◆ **THE REQUEST**
Both the line containing "Type out the text in this image." and the last line of the listing are included: write out exactly the lines from one to the other.

=== RAW RECORDS ===

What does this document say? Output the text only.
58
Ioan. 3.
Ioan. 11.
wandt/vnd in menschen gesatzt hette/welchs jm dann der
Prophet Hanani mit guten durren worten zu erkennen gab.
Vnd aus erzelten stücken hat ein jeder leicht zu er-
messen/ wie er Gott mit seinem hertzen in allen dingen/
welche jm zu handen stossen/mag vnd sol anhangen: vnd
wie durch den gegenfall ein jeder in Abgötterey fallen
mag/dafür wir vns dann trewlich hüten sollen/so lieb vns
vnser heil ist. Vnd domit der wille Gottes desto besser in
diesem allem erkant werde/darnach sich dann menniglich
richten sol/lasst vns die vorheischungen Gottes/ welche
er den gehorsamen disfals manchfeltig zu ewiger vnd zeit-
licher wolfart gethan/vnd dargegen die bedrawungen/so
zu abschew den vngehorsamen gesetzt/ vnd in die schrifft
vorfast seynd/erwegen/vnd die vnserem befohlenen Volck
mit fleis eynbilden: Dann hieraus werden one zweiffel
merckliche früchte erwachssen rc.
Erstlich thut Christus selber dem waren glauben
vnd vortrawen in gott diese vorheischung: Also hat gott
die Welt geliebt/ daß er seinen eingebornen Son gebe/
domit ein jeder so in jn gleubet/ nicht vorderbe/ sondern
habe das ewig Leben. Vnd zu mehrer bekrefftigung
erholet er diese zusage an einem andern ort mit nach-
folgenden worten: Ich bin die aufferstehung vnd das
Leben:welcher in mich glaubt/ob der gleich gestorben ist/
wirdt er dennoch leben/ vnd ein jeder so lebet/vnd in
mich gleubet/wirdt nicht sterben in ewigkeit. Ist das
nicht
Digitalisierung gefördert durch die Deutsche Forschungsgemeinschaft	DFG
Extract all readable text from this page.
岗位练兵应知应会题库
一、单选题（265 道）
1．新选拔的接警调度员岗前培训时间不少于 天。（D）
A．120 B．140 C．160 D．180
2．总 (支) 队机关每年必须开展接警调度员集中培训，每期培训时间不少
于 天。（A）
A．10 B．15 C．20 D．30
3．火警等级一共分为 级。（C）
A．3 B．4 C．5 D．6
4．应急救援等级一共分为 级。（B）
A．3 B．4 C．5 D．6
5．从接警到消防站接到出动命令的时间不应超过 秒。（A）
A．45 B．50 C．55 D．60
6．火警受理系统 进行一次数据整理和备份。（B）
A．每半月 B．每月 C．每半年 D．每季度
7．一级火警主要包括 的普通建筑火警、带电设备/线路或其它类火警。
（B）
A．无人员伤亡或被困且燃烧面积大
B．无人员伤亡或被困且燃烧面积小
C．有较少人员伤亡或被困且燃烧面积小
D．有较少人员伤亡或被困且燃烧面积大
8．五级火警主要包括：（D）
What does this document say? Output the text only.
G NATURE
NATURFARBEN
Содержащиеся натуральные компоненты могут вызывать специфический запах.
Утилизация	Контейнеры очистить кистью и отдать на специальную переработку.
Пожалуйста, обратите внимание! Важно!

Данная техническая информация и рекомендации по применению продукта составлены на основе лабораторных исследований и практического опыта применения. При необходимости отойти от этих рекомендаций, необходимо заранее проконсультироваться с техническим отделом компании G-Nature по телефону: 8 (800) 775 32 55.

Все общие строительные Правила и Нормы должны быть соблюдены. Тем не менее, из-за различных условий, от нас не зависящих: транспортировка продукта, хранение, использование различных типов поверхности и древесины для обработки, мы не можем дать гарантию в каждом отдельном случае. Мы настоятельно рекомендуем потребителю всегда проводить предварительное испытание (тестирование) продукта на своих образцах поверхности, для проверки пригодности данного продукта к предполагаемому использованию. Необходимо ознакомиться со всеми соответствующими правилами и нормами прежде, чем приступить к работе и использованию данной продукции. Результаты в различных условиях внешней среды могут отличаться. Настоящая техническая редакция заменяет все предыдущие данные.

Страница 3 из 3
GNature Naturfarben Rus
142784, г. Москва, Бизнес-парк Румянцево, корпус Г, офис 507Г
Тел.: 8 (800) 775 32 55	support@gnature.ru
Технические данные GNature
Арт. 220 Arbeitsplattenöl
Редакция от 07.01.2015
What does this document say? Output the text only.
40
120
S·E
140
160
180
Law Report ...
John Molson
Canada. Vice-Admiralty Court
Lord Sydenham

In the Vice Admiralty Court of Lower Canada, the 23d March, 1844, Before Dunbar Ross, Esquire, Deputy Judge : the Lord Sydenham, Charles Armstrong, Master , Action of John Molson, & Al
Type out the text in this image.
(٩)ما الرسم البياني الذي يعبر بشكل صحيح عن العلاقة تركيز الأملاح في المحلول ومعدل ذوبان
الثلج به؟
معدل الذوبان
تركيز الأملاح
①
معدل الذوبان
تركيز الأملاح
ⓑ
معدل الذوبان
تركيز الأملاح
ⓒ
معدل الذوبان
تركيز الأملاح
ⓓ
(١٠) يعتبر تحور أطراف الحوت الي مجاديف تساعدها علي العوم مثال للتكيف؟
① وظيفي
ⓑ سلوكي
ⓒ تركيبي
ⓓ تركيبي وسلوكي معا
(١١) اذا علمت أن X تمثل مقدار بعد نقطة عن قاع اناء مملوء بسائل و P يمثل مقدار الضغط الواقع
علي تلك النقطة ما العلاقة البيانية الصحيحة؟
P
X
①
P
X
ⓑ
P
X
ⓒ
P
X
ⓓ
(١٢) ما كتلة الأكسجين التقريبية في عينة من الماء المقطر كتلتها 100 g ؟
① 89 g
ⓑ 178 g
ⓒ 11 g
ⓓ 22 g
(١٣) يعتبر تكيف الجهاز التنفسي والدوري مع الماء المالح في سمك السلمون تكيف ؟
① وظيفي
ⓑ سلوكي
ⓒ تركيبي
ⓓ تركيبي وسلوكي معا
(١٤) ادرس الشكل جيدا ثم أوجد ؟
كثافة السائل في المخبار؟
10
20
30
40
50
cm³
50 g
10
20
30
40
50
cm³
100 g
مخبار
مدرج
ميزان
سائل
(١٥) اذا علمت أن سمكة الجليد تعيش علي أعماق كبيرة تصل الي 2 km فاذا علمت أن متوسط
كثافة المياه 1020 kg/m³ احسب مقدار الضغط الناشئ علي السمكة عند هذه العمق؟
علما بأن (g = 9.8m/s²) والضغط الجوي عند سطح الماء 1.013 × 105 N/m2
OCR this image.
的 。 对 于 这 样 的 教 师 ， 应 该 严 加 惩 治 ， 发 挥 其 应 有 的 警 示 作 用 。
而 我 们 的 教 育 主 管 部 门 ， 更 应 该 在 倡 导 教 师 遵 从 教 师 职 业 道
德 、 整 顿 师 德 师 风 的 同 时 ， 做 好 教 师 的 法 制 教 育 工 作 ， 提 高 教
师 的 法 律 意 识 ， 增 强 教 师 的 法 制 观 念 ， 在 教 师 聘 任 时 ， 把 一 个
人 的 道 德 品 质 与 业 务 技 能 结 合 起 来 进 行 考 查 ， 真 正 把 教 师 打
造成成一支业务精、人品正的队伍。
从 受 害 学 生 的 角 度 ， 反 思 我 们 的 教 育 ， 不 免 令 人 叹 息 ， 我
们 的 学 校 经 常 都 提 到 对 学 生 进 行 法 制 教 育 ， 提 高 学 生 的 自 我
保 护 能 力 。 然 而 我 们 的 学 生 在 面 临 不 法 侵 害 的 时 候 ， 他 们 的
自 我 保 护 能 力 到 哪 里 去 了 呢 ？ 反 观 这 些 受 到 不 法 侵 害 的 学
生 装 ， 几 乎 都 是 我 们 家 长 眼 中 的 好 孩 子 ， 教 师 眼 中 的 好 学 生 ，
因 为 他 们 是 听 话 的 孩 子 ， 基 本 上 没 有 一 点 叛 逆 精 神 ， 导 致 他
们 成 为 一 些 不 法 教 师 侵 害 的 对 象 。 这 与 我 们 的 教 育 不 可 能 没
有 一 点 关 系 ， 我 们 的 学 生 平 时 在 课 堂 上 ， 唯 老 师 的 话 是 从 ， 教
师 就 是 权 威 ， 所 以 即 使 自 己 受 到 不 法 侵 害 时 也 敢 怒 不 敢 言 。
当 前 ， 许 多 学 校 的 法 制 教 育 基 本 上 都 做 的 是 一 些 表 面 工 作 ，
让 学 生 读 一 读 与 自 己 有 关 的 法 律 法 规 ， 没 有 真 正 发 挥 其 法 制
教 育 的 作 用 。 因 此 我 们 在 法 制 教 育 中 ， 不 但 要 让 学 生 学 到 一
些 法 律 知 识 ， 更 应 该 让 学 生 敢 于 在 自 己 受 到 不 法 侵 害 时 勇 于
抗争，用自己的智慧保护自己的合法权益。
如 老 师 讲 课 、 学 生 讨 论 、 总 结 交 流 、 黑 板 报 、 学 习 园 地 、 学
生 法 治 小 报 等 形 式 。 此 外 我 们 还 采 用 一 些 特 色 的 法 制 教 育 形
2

===

◆ **RESULT**
Type out the text in this image.
(٩)ما الرسم البياني الذي يعبر بشكل صحيح عن العلاقة تركيز الأملاح في المحلول ومعدل ذوبان
الثلج به؟
معدل الذوبان
تركيز الأملاح
①
معدل الذوبان
تركيز الأملاح
ⓑ
معدل الذوبان
تركيز الأملاح
ⓒ
معدل الذوبان
تركيز الأملاح
ⓓ
(١٠) يعتبر تحور أطراف الحوت الي مجاديف تساعدها علي العوم مثال للتكيف؟
① وظيفي
ⓑ سلوكي
ⓒ تركيبي
ⓓ تركيبي وسلوكي معا
(١١) اذا علمت أن X تمثل مقدار بعد نقطة عن قاع اناء مملوء بسائل و P يمثل مقدار الضغط الواقع
علي تلك النقطة ما العلاقة البيانية الصحيحة؟
P
X
①
P
X
ⓑ
P
X
ⓒ
P
X
ⓓ
(١٢) ما كتلة الأكسجين التقريبية في عينة من الماء المقطر كتلتها 100 g ؟
① 89 g
ⓑ 178 g
ⓒ 11 g
ⓓ 22 g
(١٣) يعتبر تكيف الجهاز التنفسي والدوري مع الماء المالح في سمك السلمون تكيف ؟
① وظيفي
ⓑ سلوكي
ⓒ تركيبي
ⓓ تركيبي وسلوكي معا
(١٤) ادرس الشكل جيدا ثم أوجد ؟
كثافة السائل في المخبار؟
10
20
30
40
50
cm³
50 g
10
20
30
40
50
cm³
100 g
مخبار
مدرج
ميزان
سائل
(١٥) اذا علمت أن سمكة الجليد تعيش علي أعماق كبيرة تصل الي 2 km فاذا علمت أن متوسط
كثافة المياه 1020 kg/m³ احسب مقدار الضغط الناشئ علي السمكة عند هذه العمق؟
علما بأن (g = 9.8m/s²) والضغط الجوي عند سطح الماء 1.013 × 105 N/m2
OCR this image.
的 。 对 于 这 样 的 教 师 ， 应 该 严 加 惩 治 ， 发 挥 其 应 有 的 警 示 作 用 。
而 我 们 的 教 育 主 管 部 门 ， 更 应 该 在 倡 导 教 师 遵 从 教 师 职 业 道
德 、 整 顿 师 德 师 风 的 同 时 ， 做 好 教 师 的 法 制 教 育 工 作 ， 提 高 教
师 的 法 律 意 识 ， 增 强 教 师 的 法 制 观 念 ， 在 教 师 聘 任 时 ， 把 一 个
人 的 道 德 品 质 与 业 务 技 能 结 合 起 来 进 行 考 查 ， 真 正 把 教 师 打
造成成一支业务精、人品正的队伍。
从 受 害 学 生 的 角 度 ， 反 思 我 们 的 教 育 ， 不 免 令 人 叹 息 ， 我
们 的 学 校 经 常 都 提 到 对 学 生 进 行 法 制 教 育 ， 提 高 学 生 的 自 我
保 护 能 力 。 然 而 我 们 的 学 生 在 面 临 不 法 侵 害 的 时 候 ， 他 们 的
自 我 保 护 能 力 到 哪 里 去 了 呢 ？ 反 观 这 些 受 到 不 法 侵 害 的 学
生 装 ， 几 乎 都 是 我 们 家 长 眼 中 的 好 孩 子 ， 教 师 眼 中 的 好 学 生 ，
因 为 他 们 是 听 话 的 孩 子 ， 基 本 上 没 有 一 点 叛 逆 精 神 ， 导 致 他
们 成 为 一 些 不 法 教 师 侵 害 的 对 象 。 这 与 我 们 的 教 育 不 可 能 没
有 一 点 关 系 ， 我 们 的 学 生 平 时 在 课 堂 上 ， 唯 老 师 的 话 是 从 ， 教
师 就 是 权 威 ， 所 以 即 使 自 己 受 到 不 法 侵 害 时 也 敢 怒 不 敢 言 。
当 前 ， 许 多 学 校 的 法 制 教 育 基 本 上 都 做 的 是 一 些 表 面 工 作 ，
让 学 生 读 一 读 与 自 己 有 关 的 法 律 法 规 ， 没 有 真 正 发 挥 其 法 制
教 育 的 作 用 。 因 此 我 们 在 法 制 教 育 中 ， 不 但 要 让 学 生 学 到 一
些 法 律 知 识 ， 更 应 该 让 学 生 敢 于 在 自 己 受 到 不 法 侵 害 时 勇 于
抗争，用自己的智慧保护自己的合法权益。
如 老 师 讲 课 、 学 生 讨 论 、 总 结 交 流 、 黑 板 报 、 学 习 园 地 、 学
生 法 治 小 报 等 形 式 。 此 外 我 们 还 采 用 一 些 特 色 的 法 制 教 育 形
2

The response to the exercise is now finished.